What follows is a listing; restate every line of it word for word.
:: RECORDS TO PROCESS ::
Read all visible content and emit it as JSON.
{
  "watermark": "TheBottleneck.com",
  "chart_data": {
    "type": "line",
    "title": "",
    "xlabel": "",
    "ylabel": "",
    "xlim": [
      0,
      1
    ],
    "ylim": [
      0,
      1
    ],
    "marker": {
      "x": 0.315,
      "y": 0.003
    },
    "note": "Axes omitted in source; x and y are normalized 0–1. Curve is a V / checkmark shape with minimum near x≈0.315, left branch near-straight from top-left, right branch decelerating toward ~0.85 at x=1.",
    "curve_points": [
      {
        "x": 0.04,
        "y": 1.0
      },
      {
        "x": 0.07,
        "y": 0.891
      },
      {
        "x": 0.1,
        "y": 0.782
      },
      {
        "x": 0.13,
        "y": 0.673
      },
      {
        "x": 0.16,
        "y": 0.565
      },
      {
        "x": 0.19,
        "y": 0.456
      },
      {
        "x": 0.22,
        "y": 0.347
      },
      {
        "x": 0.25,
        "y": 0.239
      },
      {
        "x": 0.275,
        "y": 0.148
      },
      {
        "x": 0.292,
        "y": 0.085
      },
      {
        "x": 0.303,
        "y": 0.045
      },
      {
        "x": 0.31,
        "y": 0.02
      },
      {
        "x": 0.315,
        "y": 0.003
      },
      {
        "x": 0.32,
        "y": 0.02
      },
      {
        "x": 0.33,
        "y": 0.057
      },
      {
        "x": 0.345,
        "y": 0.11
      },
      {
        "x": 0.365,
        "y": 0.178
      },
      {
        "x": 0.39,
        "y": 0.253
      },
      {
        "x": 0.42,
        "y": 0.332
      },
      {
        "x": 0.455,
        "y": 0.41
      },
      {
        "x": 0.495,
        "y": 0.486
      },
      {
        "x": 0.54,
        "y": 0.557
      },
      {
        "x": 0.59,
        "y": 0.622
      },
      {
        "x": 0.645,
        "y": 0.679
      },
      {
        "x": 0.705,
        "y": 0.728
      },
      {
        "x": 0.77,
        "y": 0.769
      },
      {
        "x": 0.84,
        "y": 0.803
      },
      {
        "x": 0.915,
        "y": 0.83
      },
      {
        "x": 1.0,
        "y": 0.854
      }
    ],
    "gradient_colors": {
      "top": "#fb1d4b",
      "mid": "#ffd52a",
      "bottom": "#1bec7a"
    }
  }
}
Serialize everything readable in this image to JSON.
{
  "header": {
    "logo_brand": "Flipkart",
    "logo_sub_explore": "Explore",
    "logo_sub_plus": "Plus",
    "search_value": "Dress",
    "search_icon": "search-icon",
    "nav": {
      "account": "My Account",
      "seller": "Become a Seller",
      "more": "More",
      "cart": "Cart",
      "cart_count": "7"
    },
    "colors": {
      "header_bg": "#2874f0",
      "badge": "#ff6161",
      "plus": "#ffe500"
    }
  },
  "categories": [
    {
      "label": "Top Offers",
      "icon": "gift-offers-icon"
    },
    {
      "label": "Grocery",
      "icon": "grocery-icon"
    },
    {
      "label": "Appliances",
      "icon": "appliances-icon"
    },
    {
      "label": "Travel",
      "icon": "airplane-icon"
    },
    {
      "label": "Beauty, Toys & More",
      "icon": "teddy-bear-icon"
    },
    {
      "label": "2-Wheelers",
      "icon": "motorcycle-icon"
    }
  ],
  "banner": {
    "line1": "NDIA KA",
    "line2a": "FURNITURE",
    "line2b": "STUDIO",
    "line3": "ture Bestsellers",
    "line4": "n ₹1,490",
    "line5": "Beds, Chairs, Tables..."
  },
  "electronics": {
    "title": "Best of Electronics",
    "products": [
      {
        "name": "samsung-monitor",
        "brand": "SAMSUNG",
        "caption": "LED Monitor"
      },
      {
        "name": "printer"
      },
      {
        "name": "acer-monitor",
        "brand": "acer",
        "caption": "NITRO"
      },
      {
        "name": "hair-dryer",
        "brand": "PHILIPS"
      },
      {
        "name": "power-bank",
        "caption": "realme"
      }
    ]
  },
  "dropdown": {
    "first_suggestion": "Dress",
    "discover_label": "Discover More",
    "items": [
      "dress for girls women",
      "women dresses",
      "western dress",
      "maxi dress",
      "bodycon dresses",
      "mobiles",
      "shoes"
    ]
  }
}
:::
--- THE REPLY ---
Read all visible content and emit it as JSON.
{
  "watermark": "TheBottleneck.com",
  "chart_data": {
    "type": "line",
    "title": "",
    "xlabel": "",
    "ylabel": "",
    "xlim": [
      0,
      1
    ],
    "ylim": [
      0,
      1
    ],
    "marker": {
      "x": 0.315,
      "y": 0.003
    },
    "note": "Axes omitted in source; x and y are normalized 0–1. Curve is a V / checkmark shape with minimum near x≈0.315, left branch near-straight from top-left, right branch decelerating toward ~0.85 at x=1.",
    "curve_points": [
      {
        "x": 0.04,
        "y": 1.0
      },
      {
        "x": 0.07,
        "y": 0.891
      },
      {
        "x": 0.1,
        "y": 0.782
      },
      {
        "x": 0.13,
        "y": 0.673
      },
      {
        "x": 0.16,
        "y": 0.565
      },
      {
        "x": 0.19,
        "y": 0.456
      },
      {
        "x": 0.22,
        "y": 0.347
      },
      {
        "x": 0.25,
        "y": 0.239
      },
      {
        "x": 0.275,
        "y": 0.148
      },
      {
        "x": 0.292,
        "y": 0.085
      },
      {
        "x": 0.303,
        "y": 0.045
      },
      {
        "x": 0.31,
        "y": 0.02
      },
      {
        "x": 0.315,
        "y": 0.003
      },
      {
        "x": 0.32,
        "y": 0.02
      },
      {
        "x": 0.33,
        "y": 0.057
      },
      {
        "x": 0.345,
        "y": 0.11
      },
      {
        "x": 0.365,
        "y": 0.178
      },
      {
        "x": 0.39,
        "y": 0.253
      },
      {
        "x": 0.42,
        "y": 0.332
      },
      {
        "x": 0.455,
        "y": 0.41
      },
      {
        "x": 0.495,
        "y": 0.486
      },
      {
        "x": 0.54,
        "y": 0.557
      },
      {
        "x": 0.59,
        "y": 0.622
      },
      {
        "x": 0.645,
        "y": 0.679
      },
      {
        "x": 0.705,
        "y": 0.728
      },
      {
        "x": 0.77,
        "y": 0.769
      },
      {
        "x": 0.84,
        "y": 0.803
      },
      {
        "x": 0.915,
        "y": 0.83
      },
      {
        "x": 1.0,
        "y": 0.854
      }
    ],
    "gradient_colors": {
      "top": "#fb1d4b",
      "mid": "#ffd52a",
      "bottom": "#1bec7a"
    }
  }
}
Serialize everything readable in this image to JSON.
{
  "header": {
    "logo_brand": "Flipkart",
    "logo_sub_explore": "Explore",
    "logo_sub_plus": "Plus",
    "search_value": "Dress",
    "search_icon": "search-icon",
    "nav": {
      "account": "My Account",
      "seller": "Become a Seller",
      "more": "More",
      "cart": "Cart",
      "cart_count": "7"
    },
    "colors": {
      "header_bg": "#2874f0",
      "badge": "#ff6161",
      "plus": "#ffe500"
    }
  },
  "categories": [
    {
      "label": "Top Offers",
      "icon": "gift-offers-icon"
    },
    {
      "label": "Grocery",
      "icon": "grocery-icon"
    },
    {
      "label": "Appliances",
      "icon": "appliances-icon"
    },
    {
      "label": "Travel",
      "icon": "airplane-icon"
    },
    {
      "label": "Beauty, Toys & More",
      "icon": "teddy-bear-icon"
    },
    {
      "label": "2-Wheelers",
      "icon": "motorcycle-icon"
    }
  ],
  "banner": {
    "line1": "NDIA KA",
    "line2a": "FURNITURE",
    "line2b": "STUDIO",
    "line3": "ture Bestsellers",
    "line4": "n ₹1,490",
    "line5": "Beds, Chairs, Tables..."
  },
  "electronics": {
    "title": "Best of Electronics",
    "products": [
      {
        "name": "samsung-monitor",
        "brand": "SAMSUNG",
        "caption": "LED Monitor"
      },
      {
        "name": "printer"
      },
      {
        "name": "acer-monitor",
        "brand": "acer",
        "caption": "NITRO"
      },
      {
        "name": "hair-dryer",
        "brand": "PHILIPS"
      },
      {
        "name": "power-bank",
        "caption": "realme"
      }
    ]
  },
  "dropdown": {
    "first_suggestion": "Dress",
    "discover_label": "Discover More",
    "items": [
      "dress for girls women",
      "women dresses",
      "western dress",
      "maxi dress",
      "bodycon dresses",
      "mobiles",
      "shoes"
    ]
  }
}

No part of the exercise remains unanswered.